**Task prompt**
Find the word "request" in the data. Return every line where it appears.

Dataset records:
————

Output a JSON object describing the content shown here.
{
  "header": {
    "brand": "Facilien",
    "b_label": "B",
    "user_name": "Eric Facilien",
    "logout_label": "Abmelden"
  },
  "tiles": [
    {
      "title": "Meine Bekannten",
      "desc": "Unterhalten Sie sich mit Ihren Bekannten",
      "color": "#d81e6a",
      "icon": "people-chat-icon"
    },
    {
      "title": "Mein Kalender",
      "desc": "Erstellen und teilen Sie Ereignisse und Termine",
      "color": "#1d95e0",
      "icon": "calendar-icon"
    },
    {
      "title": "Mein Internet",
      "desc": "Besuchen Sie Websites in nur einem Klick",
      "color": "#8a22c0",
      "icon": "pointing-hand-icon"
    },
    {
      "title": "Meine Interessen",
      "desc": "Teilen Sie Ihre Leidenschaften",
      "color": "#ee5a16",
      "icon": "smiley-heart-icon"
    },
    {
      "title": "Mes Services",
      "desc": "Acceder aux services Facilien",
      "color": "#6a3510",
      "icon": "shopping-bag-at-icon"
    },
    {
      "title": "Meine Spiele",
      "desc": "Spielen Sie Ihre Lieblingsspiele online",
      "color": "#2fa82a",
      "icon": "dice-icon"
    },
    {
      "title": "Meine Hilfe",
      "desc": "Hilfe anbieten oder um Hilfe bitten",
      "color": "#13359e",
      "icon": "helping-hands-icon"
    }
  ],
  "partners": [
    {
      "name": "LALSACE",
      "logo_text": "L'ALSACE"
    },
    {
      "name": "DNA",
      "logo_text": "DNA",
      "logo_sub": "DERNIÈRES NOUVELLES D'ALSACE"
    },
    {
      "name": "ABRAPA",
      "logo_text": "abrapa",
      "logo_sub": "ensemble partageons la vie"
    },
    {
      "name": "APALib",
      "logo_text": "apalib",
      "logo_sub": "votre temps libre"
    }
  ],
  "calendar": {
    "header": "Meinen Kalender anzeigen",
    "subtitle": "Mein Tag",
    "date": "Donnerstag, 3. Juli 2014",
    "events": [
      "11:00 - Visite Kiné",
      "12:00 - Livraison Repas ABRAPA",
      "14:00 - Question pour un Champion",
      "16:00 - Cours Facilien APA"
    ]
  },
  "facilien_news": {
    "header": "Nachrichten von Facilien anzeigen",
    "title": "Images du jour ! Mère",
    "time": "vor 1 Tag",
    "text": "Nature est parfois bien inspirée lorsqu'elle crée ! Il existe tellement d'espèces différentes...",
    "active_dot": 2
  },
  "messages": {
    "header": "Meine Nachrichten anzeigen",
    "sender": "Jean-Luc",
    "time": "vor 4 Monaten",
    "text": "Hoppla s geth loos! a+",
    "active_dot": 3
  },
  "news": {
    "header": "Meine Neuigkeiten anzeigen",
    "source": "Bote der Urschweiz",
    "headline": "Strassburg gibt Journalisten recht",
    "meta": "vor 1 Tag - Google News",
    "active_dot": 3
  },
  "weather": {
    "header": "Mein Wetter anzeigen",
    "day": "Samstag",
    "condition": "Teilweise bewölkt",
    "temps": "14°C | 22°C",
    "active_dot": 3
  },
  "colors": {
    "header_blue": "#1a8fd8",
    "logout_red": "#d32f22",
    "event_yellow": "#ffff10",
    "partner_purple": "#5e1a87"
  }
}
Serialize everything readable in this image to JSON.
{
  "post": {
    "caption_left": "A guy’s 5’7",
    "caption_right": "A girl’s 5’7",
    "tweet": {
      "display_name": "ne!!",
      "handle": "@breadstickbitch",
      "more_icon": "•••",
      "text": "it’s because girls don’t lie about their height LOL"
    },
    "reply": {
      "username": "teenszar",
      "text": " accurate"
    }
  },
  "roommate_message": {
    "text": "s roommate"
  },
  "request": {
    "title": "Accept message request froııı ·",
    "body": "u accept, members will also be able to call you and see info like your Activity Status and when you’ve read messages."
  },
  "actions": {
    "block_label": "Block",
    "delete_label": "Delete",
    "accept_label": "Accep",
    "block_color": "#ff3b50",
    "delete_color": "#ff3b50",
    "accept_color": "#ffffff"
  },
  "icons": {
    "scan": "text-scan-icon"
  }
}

————

**Answer for the task**
  "request": {
    "title": "Accept message request froııı ·",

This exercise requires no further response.